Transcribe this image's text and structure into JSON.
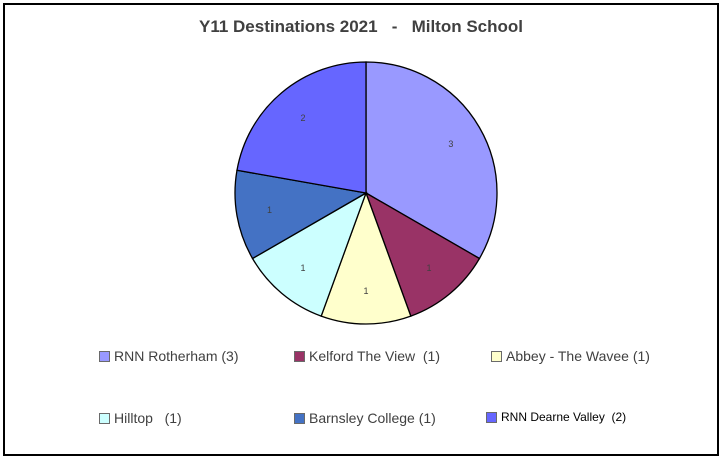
{
  "chart_data": {
    "type": "pie",
    "title": "Y11 Destinations 2021   -   Milton School",
    "start_angle_deg": 0,
    "direction": "clockwise",
    "legend_position": "bottom",
    "slices": [
      {
        "label": "RNN Rotherham (3)",
        "value": 3,
        "data_label": "3",
        "color": "#9999ff"
      },
      {
        "label": "Kelford The View  (1)",
        "value": 1,
        "data_label": "1",
        "color": "#993366"
      },
      {
        "label": "Abbey - The Wavee (1)",
        "value": 1,
        "data_label": "1",
        "color": "#ffffcc"
      },
      {
        "label": "Hilltop   (1)",
        "value": 1,
        "data_label": "1",
        "color": "#ccffff"
      },
      {
        "label": "Barnsley College (1)",
        "value": 1,
        "data_label": "1",
        "color": "#4472c4"
      },
      {
        "label": "RNN Dearne Valley  (2)",
        "value": 2,
        "data_label": "2",
        "color": "#6666ff"
      }
    ]
  }
}
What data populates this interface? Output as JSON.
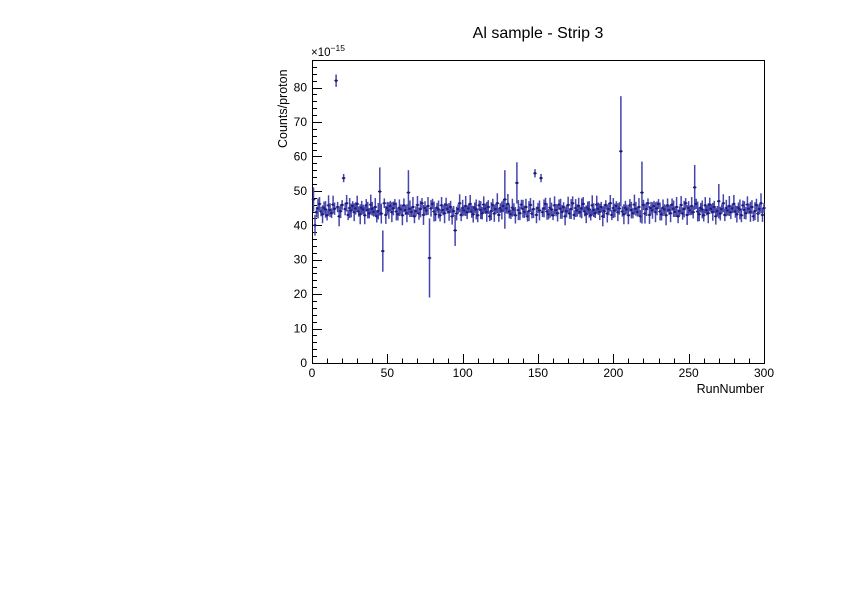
{
  "window": {
    "background": "#ffffff"
  },
  "chart_data": {
    "type": "scatter",
    "title": "Al sample - Strip 3",
    "xlabel": "RunNumber",
    "ylabel": "Counts/proton",
    "y_scale": {
      "prefix": "×10",
      "exponent": "−15"
    },
    "xlim": [
      0,
      300
    ],
    "ylim": [
      0,
      88
    ],
    "x_major_ticks": [
      0,
      50,
      100,
      150,
      200,
      250,
      300
    ],
    "x_minor_step": 10,
    "y_major_ticks": [
      0,
      10,
      20,
      30,
      40,
      50,
      60,
      70,
      80
    ],
    "y_minor_step": 2,
    "grid": false,
    "legend": false,
    "frame_color": "#000000",
    "error_bar_color": "#4545ad",
    "marker_color": "#1c1c72",
    "points": [
      [
        1,
        47.5,
        3.5
      ],
      [
        2,
        40.0,
        3.0
      ],
      [
        3,
        43.8,
        1.5
      ],
      [
        4,
        44.9,
        2.9
      ],
      [
        5,
        46.2,
        2.0
      ],
      [
        6,
        44.0,
        1.4
      ],
      [
        7,
        43.2,
        2.6
      ],
      [
        8,
        45.1,
        1.8
      ],
      [
        9,
        44.6,
        2.4
      ],
      [
        10,
        42.9,
        1.5
      ],
      [
        11,
        45.8,
        2.9
      ],
      [
        12,
        44.4,
        2.0
      ],
      [
        13,
        43.5,
        1.4
      ],
      [
        14,
        46.0,
        2.6
      ],
      [
        15,
        44.8,
        1.8
      ],
      [
        16,
        82.0,
        1.8
      ],
      [
        17,
        45.3,
        1.5
      ],
      [
        18,
        42.6,
        2.9
      ],
      [
        19,
        44.1,
        2.0
      ],
      [
        20,
        45.9,
        1.4
      ],
      [
        21,
        53.7,
        1.2
      ],
      [
        22,
        44.7,
        1.8
      ],
      [
        23,
        46.4,
        2.4
      ],
      [
        24,
        43.0,
        1.5
      ],
      [
        25,
        45.0,
        2.9
      ],
      [
        26,
        44.3,
        2.0
      ],
      [
        27,
        45.6,
        1.4
      ],
      [
        28,
        43.8,
        2.6
      ],
      [
        29,
        44.9,
        1.8
      ],
      [
        30,
        46.2,
        2.4
      ],
      [
        31,
        44.0,
        1.5
      ],
      [
        32,
        43.2,
        2.9
      ],
      [
        33,
        45.1,
        2.0
      ],
      [
        34,
        44.6,
        1.4
      ],
      [
        35,
        42.9,
        2.6
      ],
      [
        36,
        45.8,
        1.8
      ],
      [
        37,
        44.4,
        2.4
      ],
      [
        38,
        43.5,
        1.5
      ],
      [
        39,
        46.0,
        2.9
      ],
      [
        40,
        44.8,
        2.0
      ],
      [
        41,
        43.9,
        1.4
      ],
      [
        42,
        45.3,
        2.6
      ],
      [
        43,
        42.6,
        1.8
      ],
      [
        44,
        44.1,
        2.4
      ],
      [
        45,
        49.8,
        7.0
      ],
      [
        46,
        43.4,
        2.9
      ],
      [
        47,
        32.5,
        6.0
      ],
      [
        48,
        46.4,
        1.4
      ],
      [
        49,
        43.0,
        2.6
      ],
      [
        50,
        45.0,
        1.8
      ],
      [
        51,
        44.3,
        2.4
      ],
      [
        52,
        45.6,
        1.5
      ],
      [
        53,
        43.8,
        2.9
      ],
      [
        54,
        44.9,
        2.0
      ],
      [
        55,
        46.2,
        1.4
      ],
      [
        56,
        44.0,
        2.6
      ],
      [
        57,
        43.2,
        1.8
      ],
      [
        58,
        45.1,
        2.4
      ],
      [
        59,
        44.6,
        1.5
      ],
      [
        60,
        42.9,
        2.9
      ],
      [
        61,
        45.8,
        2.0
      ],
      [
        62,
        44.4,
        1.4
      ],
      [
        63,
        43.5,
        2.6
      ],
      [
        64,
        49.5,
        6.5
      ],
      [
        65,
        44.8,
        2.4
      ],
      [
        66,
        43.9,
        1.5
      ],
      [
        67,
        45.3,
        2.9
      ],
      [
        68,
        42.6,
        2.0
      ],
      [
        69,
        44.1,
        1.4
      ],
      [
        70,
        45.9,
        2.6
      ],
      [
        71,
        43.4,
        1.8
      ],
      [
        72,
        44.7,
        2.4
      ],
      [
        73,
        46.4,
        1.5
      ],
      [
        74,
        43.0,
        2.9
      ],
      [
        75,
        45.0,
        2.0
      ],
      [
        76,
        44.3,
        1.4
      ],
      [
        77,
        45.6,
        2.6
      ],
      [
        78,
        30.5,
        11.5
      ],
      [
        79,
        44.9,
        2.4
      ],
      [
        80,
        46.2,
        1.5
      ],
      [
        81,
        44.0,
        2.9
      ],
      [
        82,
        43.2,
        2.0
      ],
      [
        83,
        45.1,
        1.4
      ],
      [
        84,
        44.6,
        2.6
      ],
      [
        85,
        42.9,
        1.8
      ],
      [
        86,
        45.8,
        2.4
      ],
      [
        87,
        44.4,
        1.5
      ],
      [
        88,
        43.5,
        2.9
      ],
      [
        89,
        46.0,
        2.0
      ],
      [
        90,
        44.8,
        1.4
      ],
      [
        91,
        43.9,
        2.6
      ],
      [
        92,
        45.3,
        1.8
      ],
      [
        93,
        42.6,
        2.4
      ],
      [
        94,
        44.1,
        1.5
      ],
      [
        95,
        38.5,
        4.5
      ],
      [
        96,
        43.4,
        2.0
      ],
      [
        97,
        44.7,
        1.4
      ],
      [
        98,
        46.4,
        2.6
      ],
      [
        99,
        43.0,
        1.8
      ],
      [
        100,
        45.0,
        2.4
      ],
      [
        101,
        44.3,
        1.5
      ],
      [
        102,
        45.6,
        2.9
      ],
      [
        103,
        43.8,
        2.0
      ],
      [
        104,
        44.9,
        1.4
      ],
      [
        105,
        46.2,
        2.6
      ],
      [
        106,
        44.0,
        1.8
      ],
      [
        107,
        43.2,
        2.4
      ],
      [
        108,
        45.1,
        1.5
      ],
      [
        109,
        44.6,
        2.9
      ],
      [
        110,
        42.9,
        2.0
      ],
      [
        111,
        45.8,
        1.4
      ],
      [
        112,
        44.4,
        2.6
      ],
      [
        113,
        43.5,
        1.8
      ],
      [
        114,
        46.0,
        2.4
      ],
      [
        115,
        44.8,
        1.5
      ],
      [
        116,
        43.9,
        2.9
      ],
      [
        117,
        45.3,
        2.0
      ],
      [
        118,
        42.6,
        1.4
      ],
      [
        119,
        44.1,
        2.6
      ],
      [
        120,
        45.9,
        1.8
      ],
      [
        121,
        43.4,
        2.4
      ],
      [
        122,
        44.7,
        1.5
      ],
      [
        123,
        46.4,
        2.9
      ],
      [
        124,
        43.0,
        2.0
      ],
      [
        125,
        45.0,
        1.4
      ],
      [
        126,
        44.3,
        2.6
      ],
      [
        127,
        45.6,
        1.8
      ],
      [
        128,
        47.5,
        8.5
      ],
      [
        129,
        44.9,
        1.5
      ],
      [
        130,
        46.2,
        2.9
      ],
      [
        131,
        44.0,
        2.0
      ],
      [
        132,
        43.2,
        1.4
      ],
      [
        133,
        45.1,
        2.6
      ],
      [
        134,
        44.6,
        1.8
      ],
      [
        135,
        42.9,
        2.4
      ],
      [
        136,
        52.3,
        6.0
      ],
      [
        137,
        44.4,
        2.9
      ],
      [
        138,
        43.5,
        2.0
      ],
      [
        139,
        46.0,
        1.4
      ],
      [
        140,
        44.8,
        2.6
      ],
      [
        141,
        43.9,
        1.8
      ],
      [
        142,
        45.3,
        2.4
      ],
      [
        143,
        42.6,
        1.5
      ],
      [
        144,
        44.1,
        2.9
      ],
      [
        145,
        45.9,
        2.0
      ],
      [
        146,
        43.4,
        1.4
      ],
      [
        147,
        44.7,
        2.6
      ],
      [
        148,
        55.1,
        1.2
      ],
      [
        149,
        43.0,
        2.4
      ],
      [
        150,
        45.0,
        1.5
      ],
      [
        151,
        44.3,
        2.9
      ],
      [
        152,
        53.7,
        1.2
      ],
      [
        153,
        43.8,
        1.4
      ],
      [
        154,
        44.9,
        2.6
      ],
      [
        155,
        46.2,
        1.8
      ],
      [
        156,
        44.0,
        2.4
      ],
      [
        157,
        43.2,
        1.5
      ],
      [
        158,
        45.1,
        2.9
      ],
      [
        159,
        44.6,
        2.0
      ],
      [
        160,
        42.9,
        1.4
      ],
      [
        161,
        45.8,
        2.6
      ],
      [
        162,
        44.4,
        1.8
      ],
      [
        163,
        43.5,
        2.4
      ],
      [
        164,
        46.0,
        1.5
      ],
      [
        165,
        44.8,
        2.9
      ],
      [
        166,
        43.9,
        2.0
      ],
      [
        167,
        45.3,
        1.4
      ],
      [
        168,
        42.6,
        2.6
      ],
      [
        169,
        44.1,
        1.8
      ],
      [
        170,
        45.9,
        2.4
      ],
      [
        171,
        43.4,
        1.5
      ],
      [
        172,
        44.7,
        2.9
      ],
      [
        173,
        46.4,
        2.0
      ],
      [
        174,
        43.0,
        1.4
      ],
      [
        175,
        45.0,
        2.6
      ],
      [
        176,
        44.3,
        1.8
      ],
      [
        177,
        45.6,
        2.4
      ],
      [
        178,
        43.8,
        1.5
      ],
      [
        179,
        44.9,
        2.9
      ],
      [
        180,
        46.2,
        2.0
      ],
      [
        181,
        44.0,
        1.4
      ],
      [
        182,
        43.2,
        2.6
      ],
      [
        183,
        45.1,
        1.8
      ],
      [
        184,
        44.6,
        2.4
      ],
      [
        185,
        42.9,
        1.5
      ],
      [
        186,
        45.8,
        2.9
      ],
      [
        187,
        44.4,
        2.0
      ],
      [
        188,
        43.5,
        1.4
      ],
      [
        189,
        46.0,
        2.6
      ],
      [
        190,
        44.8,
        1.8
      ],
      [
        191,
        43.9,
        2.4
      ],
      [
        192,
        45.3,
        1.5
      ],
      [
        193,
        42.6,
        2.9
      ],
      [
        194,
        44.1,
        2.0
      ],
      [
        195,
        45.9,
        1.4
      ],
      [
        196,
        43.4,
        2.6
      ],
      [
        197,
        44.7,
        1.8
      ],
      [
        198,
        46.4,
        2.4
      ],
      [
        199,
        43.0,
        1.5
      ],
      [
        200,
        45.0,
        2.9
      ],
      [
        201,
        44.3,
        2.0
      ],
      [
        202,
        45.6,
        1.4
      ],
      [
        203,
        43.8,
        2.6
      ],
      [
        204,
        44.9,
        1.8
      ],
      [
        205,
        61.5,
        16.0
      ],
      [
        206,
        44.0,
        1.5
      ],
      [
        207,
        43.2,
        2.9
      ],
      [
        208,
        45.1,
        2.0
      ],
      [
        209,
        44.6,
        1.4
      ],
      [
        210,
        42.9,
        2.6
      ],
      [
        211,
        45.8,
        1.8
      ],
      [
        212,
        44.4,
        2.4
      ],
      [
        213,
        43.5,
        1.5
      ],
      [
        214,
        46.0,
        2.9
      ],
      [
        215,
        44.8,
        2.0
      ],
      [
        216,
        43.9,
        1.4
      ],
      [
        217,
        45.3,
        2.6
      ],
      [
        218,
        42.6,
        1.8
      ],
      [
        219,
        49.5,
        9.0
      ],
      [
        220,
        45.9,
        1.5
      ],
      [
        221,
        43.4,
        2.9
      ],
      [
        222,
        44.7,
        2.0
      ],
      [
        223,
        46.4,
        1.4
      ],
      [
        224,
        43.0,
        2.6
      ],
      [
        225,
        45.0,
        1.8
      ],
      [
        226,
        44.3,
        2.4
      ],
      [
        227,
        45.6,
        1.5
      ],
      [
        228,
        43.8,
        2.9
      ],
      [
        229,
        44.9,
        2.0
      ],
      [
        230,
        46.2,
        1.4
      ],
      [
        231,
        44.0,
        2.6
      ],
      [
        232,
        43.2,
        1.8
      ],
      [
        233,
        45.1,
        2.4
      ],
      [
        234,
        44.6,
        1.5
      ],
      [
        235,
        42.9,
        2.9
      ],
      [
        236,
        45.8,
        2.0
      ],
      [
        237,
        44.4,
        1.4
      ],
      [
        238,
        43.5,
        2.6
      ],
      [
        239,
        46.0,
        1.8
      ],
      [
        240,
        44.8,
        2.4
      ],
      [
        241,
        43.9,
        1.5
      ],
      [
        242,
        45.3,
        2.9
      ],
      [
        243,
        42.6,
        2.0
      ],
      [
        244,
        44.1,
        1.4
      ],
      [
        245,
        45.9,
        2.6
      ],
      [
        246,
        43.4,
        1.8
      ],
      [
        247,
        44.7,
        2.4
      ],
      [
        248,
        46.4,
        1.5
      ],
      [
        249,
        43.0,
        2.9
      ],
      [
        250,
        45.0,
        2.0
      ],
      [
        251,
        44.3,
        1.4
      ],
      [
        252,
        45.6,
        2.6
      ],
      [
        253,
        43.8,
        1.8
      ],
      [
        254,
        51.0,
        6.5
      ],
      [
        255,
        46.2,
        1.5
      ],
      [
        256,
        44.0,
        2.9
      ],
      [
        257,
        43.2,
        2.0
      ],
      [
        258,
        45.1,
        1.4
      ],
      [
        259,
        44.6,
        2.6
      ],
      [
        260,
        42.9,
        1.8
      ],
      [
        261,
        45.8,
        2.4
      ],
      [
        262,
        44.4,
        1.5
      ],
      [
        263,
        43.5,
        2.9
      ],
      [
        264,
        46.0,
        2.0
      ],
      [
        265,
        44.8,
        1.4
      ],
      [
        266,
        43.9,
        2.6
      ],
      [
        267,
        45.3,
        1.8
      ],
      [
        268,
        42.6,
        2.4
      ],
      [
        269,
        44.1,
        1.5
      ],
      [
        270,
        47.0,
        5.0
      ],
      [
        271,
        43.4,
        2.0
      ],
      [
        272,
        44.7,
        1.4
      ],
      [
        273,
        46.4,
        2.6
      ],
      [
        274,
        43.0,
        1.8
      ],
      [
        275,
        45.0,
        2.4
      ],
      [
        276,
        44.3,
        1.5
      ],
      [
        277,
        45.6,
        2.9
      ],
      [
        278,
        43.8,
        2.0
      ],
      [
        279,
        44.9,
        1.4
      ],
      [
        280,
        46.2,
        2.6
      ],
      [
        281,
        44.0,
        1.8
      ],
      [
        282,
        43.2,
        2.4
      ],
      [
        283,
        45.1,
        1.5
      ],
      [
        284,
        44.6,
        2.9
      ],
      [
        285,
        42.9,
        2.0
      ],
      [
        286,
        45.8,
        1.4
      ],
      [
        287,
        44.4,
        2.6
      ],
      [
        288,
        43.5,
        1.8
      ],
      [
        289,
        46.0,
        2.4
      ],
      [
        290,
        44.8,
        1.5
      ],
      [
        291,
        43.9,
        2.9
      ],
      [
        292,
        45.3,
        2.0
      ],
      [
        293,
        42.6,
        1.4
      ],
      [
        294,
        44.1,
        2.6
      ],
      [
        295,
        45.9,
        1.8
      ],
      [
        296,
        43.4,
        2.4
      ],
      [
        297,
        44.7,
        1.5
      ],
      [
        298,
        46.4,
        2.9
      ],
      [
        299,
        43.0,
        2.0
      ],
      [
        300,
        45.0,
        1.4
      ]
    ]
  }
}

++++++

### Exercise requirements:
Pull every line containing the word "title" out of the material.

### Exercise response:
    "title": "Y11 Destinations 2021   -   Milton School",
    "title": "Al sample - Strip 3",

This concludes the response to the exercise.